**To be done:** Pick out each line of the records that includes the string "труда", and copy it.

**Task inputs:**
--- begin ---

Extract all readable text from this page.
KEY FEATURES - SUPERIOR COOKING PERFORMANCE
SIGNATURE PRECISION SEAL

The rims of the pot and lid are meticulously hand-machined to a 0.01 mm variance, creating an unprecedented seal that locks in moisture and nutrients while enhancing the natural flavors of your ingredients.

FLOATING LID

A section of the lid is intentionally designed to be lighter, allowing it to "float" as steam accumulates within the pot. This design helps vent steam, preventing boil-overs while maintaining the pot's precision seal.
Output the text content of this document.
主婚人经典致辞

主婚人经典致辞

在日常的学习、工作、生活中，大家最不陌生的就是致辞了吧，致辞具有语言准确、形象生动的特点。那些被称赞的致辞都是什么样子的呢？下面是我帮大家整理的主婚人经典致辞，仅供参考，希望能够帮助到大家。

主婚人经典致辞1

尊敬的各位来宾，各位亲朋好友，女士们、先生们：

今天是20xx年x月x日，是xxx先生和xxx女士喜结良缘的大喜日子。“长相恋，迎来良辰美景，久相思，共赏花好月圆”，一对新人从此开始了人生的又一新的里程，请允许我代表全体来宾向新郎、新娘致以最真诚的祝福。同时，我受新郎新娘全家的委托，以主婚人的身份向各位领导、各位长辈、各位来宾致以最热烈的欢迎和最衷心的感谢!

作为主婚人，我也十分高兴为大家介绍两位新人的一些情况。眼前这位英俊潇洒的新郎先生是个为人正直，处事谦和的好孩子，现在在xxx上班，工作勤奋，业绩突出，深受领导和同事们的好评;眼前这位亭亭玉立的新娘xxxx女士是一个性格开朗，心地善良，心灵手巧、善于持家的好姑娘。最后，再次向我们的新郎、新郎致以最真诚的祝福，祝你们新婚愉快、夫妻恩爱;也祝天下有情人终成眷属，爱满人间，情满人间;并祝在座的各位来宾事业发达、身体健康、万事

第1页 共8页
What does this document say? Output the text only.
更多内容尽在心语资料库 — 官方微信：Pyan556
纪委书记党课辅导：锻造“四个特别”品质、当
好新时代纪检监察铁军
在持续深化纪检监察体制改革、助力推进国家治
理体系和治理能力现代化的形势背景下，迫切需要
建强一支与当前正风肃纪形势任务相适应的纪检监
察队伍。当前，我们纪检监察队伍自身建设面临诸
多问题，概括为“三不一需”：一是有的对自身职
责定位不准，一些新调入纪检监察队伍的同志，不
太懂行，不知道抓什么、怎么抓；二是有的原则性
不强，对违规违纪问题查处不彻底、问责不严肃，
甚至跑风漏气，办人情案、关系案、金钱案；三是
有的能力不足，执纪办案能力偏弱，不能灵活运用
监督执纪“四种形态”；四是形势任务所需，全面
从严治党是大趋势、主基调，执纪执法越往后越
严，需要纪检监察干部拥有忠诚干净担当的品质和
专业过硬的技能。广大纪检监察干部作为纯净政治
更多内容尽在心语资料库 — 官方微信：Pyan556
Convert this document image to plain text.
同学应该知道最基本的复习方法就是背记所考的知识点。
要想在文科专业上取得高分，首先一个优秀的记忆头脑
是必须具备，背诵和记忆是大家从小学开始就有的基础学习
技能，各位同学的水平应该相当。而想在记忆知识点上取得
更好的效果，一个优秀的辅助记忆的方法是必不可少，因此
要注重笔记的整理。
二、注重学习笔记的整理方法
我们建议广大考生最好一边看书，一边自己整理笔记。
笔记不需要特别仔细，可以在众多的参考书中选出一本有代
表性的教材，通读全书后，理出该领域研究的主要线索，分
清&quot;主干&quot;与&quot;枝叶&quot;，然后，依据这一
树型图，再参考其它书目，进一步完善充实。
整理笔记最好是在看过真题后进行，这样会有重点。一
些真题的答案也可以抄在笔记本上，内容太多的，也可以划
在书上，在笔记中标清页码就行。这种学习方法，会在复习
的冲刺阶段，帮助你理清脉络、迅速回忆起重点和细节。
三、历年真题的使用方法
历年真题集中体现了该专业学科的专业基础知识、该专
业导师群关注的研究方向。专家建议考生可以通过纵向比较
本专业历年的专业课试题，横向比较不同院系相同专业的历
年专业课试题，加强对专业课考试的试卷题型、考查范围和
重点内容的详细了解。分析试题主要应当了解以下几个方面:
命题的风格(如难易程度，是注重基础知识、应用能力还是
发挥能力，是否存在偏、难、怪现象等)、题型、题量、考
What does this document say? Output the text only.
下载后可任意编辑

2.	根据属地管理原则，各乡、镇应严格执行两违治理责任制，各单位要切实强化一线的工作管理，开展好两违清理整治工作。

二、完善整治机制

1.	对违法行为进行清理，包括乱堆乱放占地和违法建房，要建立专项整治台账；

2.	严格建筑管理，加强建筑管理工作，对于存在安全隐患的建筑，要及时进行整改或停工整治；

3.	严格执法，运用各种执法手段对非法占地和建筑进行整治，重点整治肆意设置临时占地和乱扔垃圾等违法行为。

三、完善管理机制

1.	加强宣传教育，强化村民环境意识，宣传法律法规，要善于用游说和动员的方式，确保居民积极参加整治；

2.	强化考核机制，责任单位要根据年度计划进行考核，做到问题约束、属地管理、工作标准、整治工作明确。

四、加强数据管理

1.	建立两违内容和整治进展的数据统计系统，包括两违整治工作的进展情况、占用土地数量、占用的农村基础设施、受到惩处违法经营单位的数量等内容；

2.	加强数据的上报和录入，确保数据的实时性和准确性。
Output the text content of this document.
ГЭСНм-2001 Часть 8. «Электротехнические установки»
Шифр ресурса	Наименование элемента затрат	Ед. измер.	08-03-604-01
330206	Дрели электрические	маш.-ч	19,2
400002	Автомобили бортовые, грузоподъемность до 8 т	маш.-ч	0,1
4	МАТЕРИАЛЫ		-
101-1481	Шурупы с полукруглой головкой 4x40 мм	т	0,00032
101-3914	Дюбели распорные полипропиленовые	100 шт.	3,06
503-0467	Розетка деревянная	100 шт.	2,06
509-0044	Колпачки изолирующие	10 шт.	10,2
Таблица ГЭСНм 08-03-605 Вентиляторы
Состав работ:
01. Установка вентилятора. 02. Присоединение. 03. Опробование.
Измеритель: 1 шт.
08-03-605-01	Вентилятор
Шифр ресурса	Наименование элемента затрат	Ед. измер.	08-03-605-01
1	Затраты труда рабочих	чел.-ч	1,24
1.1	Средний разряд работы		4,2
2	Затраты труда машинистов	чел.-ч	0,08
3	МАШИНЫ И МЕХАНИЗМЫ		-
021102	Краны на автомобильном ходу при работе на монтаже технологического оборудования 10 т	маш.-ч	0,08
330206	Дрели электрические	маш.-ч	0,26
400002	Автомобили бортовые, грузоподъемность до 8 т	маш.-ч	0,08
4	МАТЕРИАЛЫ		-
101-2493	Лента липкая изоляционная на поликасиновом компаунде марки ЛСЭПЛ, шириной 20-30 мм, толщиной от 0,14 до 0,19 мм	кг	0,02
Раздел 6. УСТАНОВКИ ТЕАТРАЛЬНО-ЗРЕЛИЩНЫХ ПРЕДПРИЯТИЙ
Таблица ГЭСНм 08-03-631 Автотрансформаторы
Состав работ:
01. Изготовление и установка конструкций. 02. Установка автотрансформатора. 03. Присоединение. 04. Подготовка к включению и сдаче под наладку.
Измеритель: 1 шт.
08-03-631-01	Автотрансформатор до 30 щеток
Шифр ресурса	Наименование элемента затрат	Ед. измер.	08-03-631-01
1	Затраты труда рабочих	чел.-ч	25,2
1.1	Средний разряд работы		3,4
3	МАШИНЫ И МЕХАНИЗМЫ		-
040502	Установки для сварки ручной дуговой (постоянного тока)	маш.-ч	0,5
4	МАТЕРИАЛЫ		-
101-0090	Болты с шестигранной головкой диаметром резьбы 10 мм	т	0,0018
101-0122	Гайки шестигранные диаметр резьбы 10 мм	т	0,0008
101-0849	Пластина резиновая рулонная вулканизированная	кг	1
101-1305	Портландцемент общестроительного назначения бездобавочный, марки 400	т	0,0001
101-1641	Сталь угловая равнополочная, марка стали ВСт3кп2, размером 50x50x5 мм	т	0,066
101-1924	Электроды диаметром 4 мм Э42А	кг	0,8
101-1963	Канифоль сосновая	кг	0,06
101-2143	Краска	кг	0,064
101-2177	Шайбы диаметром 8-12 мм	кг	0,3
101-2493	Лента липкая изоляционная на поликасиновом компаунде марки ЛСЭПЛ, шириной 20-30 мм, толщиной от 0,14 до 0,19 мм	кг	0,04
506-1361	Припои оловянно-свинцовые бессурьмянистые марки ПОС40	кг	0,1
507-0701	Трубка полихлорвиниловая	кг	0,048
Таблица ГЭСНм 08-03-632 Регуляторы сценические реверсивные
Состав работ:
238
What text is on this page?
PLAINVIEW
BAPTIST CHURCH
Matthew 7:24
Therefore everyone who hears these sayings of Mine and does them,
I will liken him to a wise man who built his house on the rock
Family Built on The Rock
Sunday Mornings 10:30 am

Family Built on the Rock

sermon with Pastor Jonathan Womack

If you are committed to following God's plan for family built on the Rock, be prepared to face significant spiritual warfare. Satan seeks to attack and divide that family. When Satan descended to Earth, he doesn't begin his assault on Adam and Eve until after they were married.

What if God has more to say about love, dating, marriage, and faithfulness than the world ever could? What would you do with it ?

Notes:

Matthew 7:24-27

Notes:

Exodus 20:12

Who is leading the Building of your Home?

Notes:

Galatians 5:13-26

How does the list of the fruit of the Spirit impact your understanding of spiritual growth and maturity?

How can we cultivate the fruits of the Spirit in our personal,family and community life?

--- end ---

**Answer:**
1	Затраты труда рабочих	чел.-ч	1,24
2	Затраты труда машинистов	чел.-ч	0,08
1	Затраты труда рабочих	чел.-ч	25,2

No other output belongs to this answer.